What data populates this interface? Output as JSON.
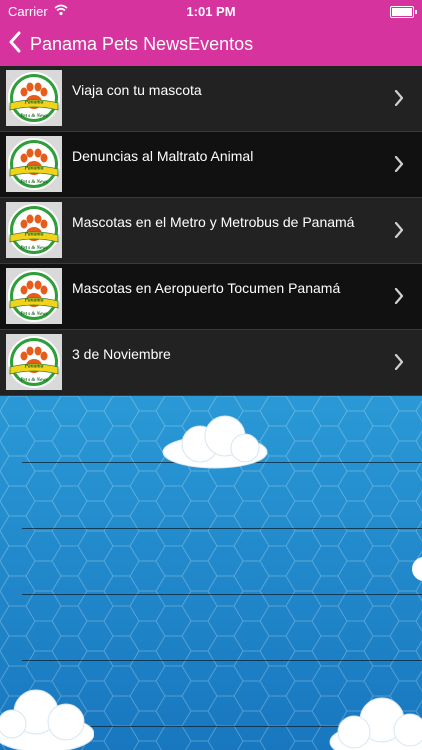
{
  "status": {
    "carrier": "Carrier",
    "time": "1:01 PM"
  },
  "nav": {
    "title": "Panama Pets NewsEventos"
  },
  "colors": {
    "accent": "#d6339f",
    "row_dark": "#111111",
    "row_light": "#222222",
    "sky_blue": "#1a7fc7"
  },
  "rows": [
    {
      "label": "Viaja con tu mascota"
    },
    {
      "label": "Denuncias al Maltrato Animal"
    },
    {
      "label": "Mascotas en el Metro y Metrobus de Panamá"
    },
    {
      "label": "Mascotas en Aeropuerto Tocumen Panamá"
    },
    {
      "label": "3 de Noviembre"
    }
  ],
  "logo": {
    "top_text": "Panama",
    "bottom_text": "Pet s & News"
  }
}
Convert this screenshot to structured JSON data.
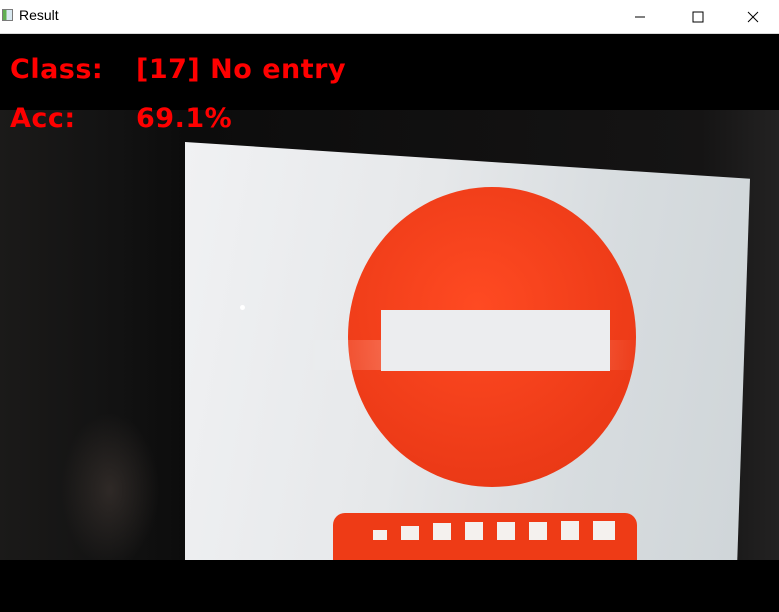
{
  "window": {
    "title": "Result",
    "icon": "app-window-icon",
    "controls": [
      "minimize-icon",
      "maximize-icon",
      "close-icon"
    ]
  },
  "overlay": {
    "class_label": "Class:",
    "class_value": "[17] No entry",
    "acc_label": "Acc:",
    "acc_value": "69.1%",
    "text_color": "#ff0000"
  },
  "scene": {
    "sign_color": "#ec3a17",
    "board_color": "#e6e8ea"
  }
}
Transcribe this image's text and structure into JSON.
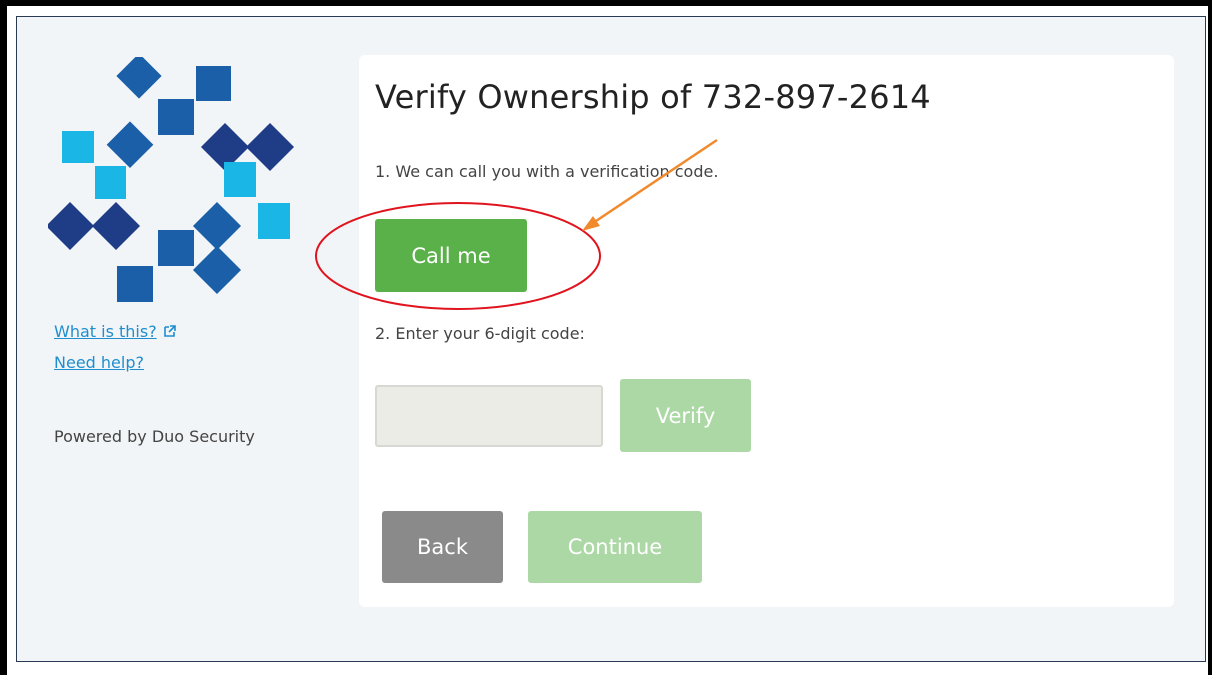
{
  "page": {
    "title": "Verify Ownership of 732-897-2614"
  },
  "sidebar": {
    "what_is_this": "What is this?",
    "need_help": "Need help?",
    "powered_by": "Powered by Duo Security"
  },
  "steps": {
    "step1": "1. We can call you with a verification code.",
    "step2": "2. Enter your 6-digit code:"
  },
  "buttons": {
    "call_me": "Call me",
    "verify": "Verify",
    "back": "Back",
    "continue": "Continue"
  },
  "code_input": {
    "value": "",
    "placeholder": ""
  },
  "colors": {
    "primary_green": "#5ab14a",
    "disabled_green": "#acd8a5",
    "back_gray": "#8a8a8a",
    "link_blue": "#1f8ecf",
    "logo_dark": "#1f3c87",
    "logo_mid": "#1b5fa8",
    "logo_light": "#1ab6e6",
    "annotation_red": "#e0141e",
    "annotation_orange": "#f08a2c"
  },
  "icons": {
    "logo": "duo-logo-icon",
    "external_link": "external-link-icon"
  }
}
|---|
> _EXERCISE_: Write out each entry exactly as given, but skip the pictures.

> _RESPONSE FOR THIS EXERCISE_:
What data populates this interface? Output as JSON.
{
  "status": {
    "carrier": "Carrier",
    "time": "1:01 PM"
  },
  "nav": {
    "title": "Panama Pets NewsEventos"
  },
  "colors": {
    "accent": "#d6339f",
    "row_dark": "#111111",
    "row_light": "#222222",
    "sky_blue": "#1a7fc7"
  },
  "rows": [
    {
      "label": "Viaja con tu mascota"
    },
    {
      "label": "Denuncias al Maltrato Animal"
    },
    {
      "label": "Mascotas en el Metro y Metrobus de Panamá"
    },
    {
      "label": "Mascotas en Aeropuerto Tocumen Panamá"
    },
    {
      "label": "3 de Noviembre"
    }
  ],
  "logo": {
    "top_text": "Panama",
    "bottom_text": "Pet s & News"
  }
}
Convert this screenshot to structured JSON data.
{
  "window": {
    "title": "Result",
    "icon": "app-window-icon",
    "controls": [
      "minimize-icon",
      "maximize-icon",
      "close-icon"
    ]
  },
  "overlay": {
    "class_label": "Class:",
    "class_value": "[17] No entry",
    "acc_label": "Acc:",
    "acc_value": "69.1%",
    "text_color": "#ff0000"
  },
  "scene": {
    "sign_color": "#ec3a17",
    "board_color": "#e6e8ea"
  }
}
Transcribe this image's text and structure into JSON.
{
  "page": {
    "title": "Verify Ownership of 732-897-2614"
  },
  "sidebar": {
    "what_is_this": "What is this?",
    "need_help": "Need help?",
    "powered_by": "Powered by Duo Security"
  },
  "steps": {
    "step1": "1. We can call you with a verification code.",
    "step2": "2. Enter your 6-digit code:"
  },
  "buttons": {
    "call_me": "Call me",
    "verify": "Verify",
    "back": "Back",
    "continue": "Continue"
  },
  "code_input": {
    "value": "",
    "placeholder": ""
  },
  "colors": {
    "primary_green": "#5ab14a",
    "disabled_green": "#acd8a5",
    "back_gray": "#8a8a8a",
    "link_blue": "#1f8ecf",
    "logo_dark": "#1f3c87",
    "logo_mid": "#1b5fa8",
    "logo_light": "#1ab6e6",
    "annotation_red": "#e0141e",
    "annotation_orange": "#f08a2c"
  },
  "icons": {
    "logo": "duo-logo-icon",
    "external_link": "external-link-icon"
  }
}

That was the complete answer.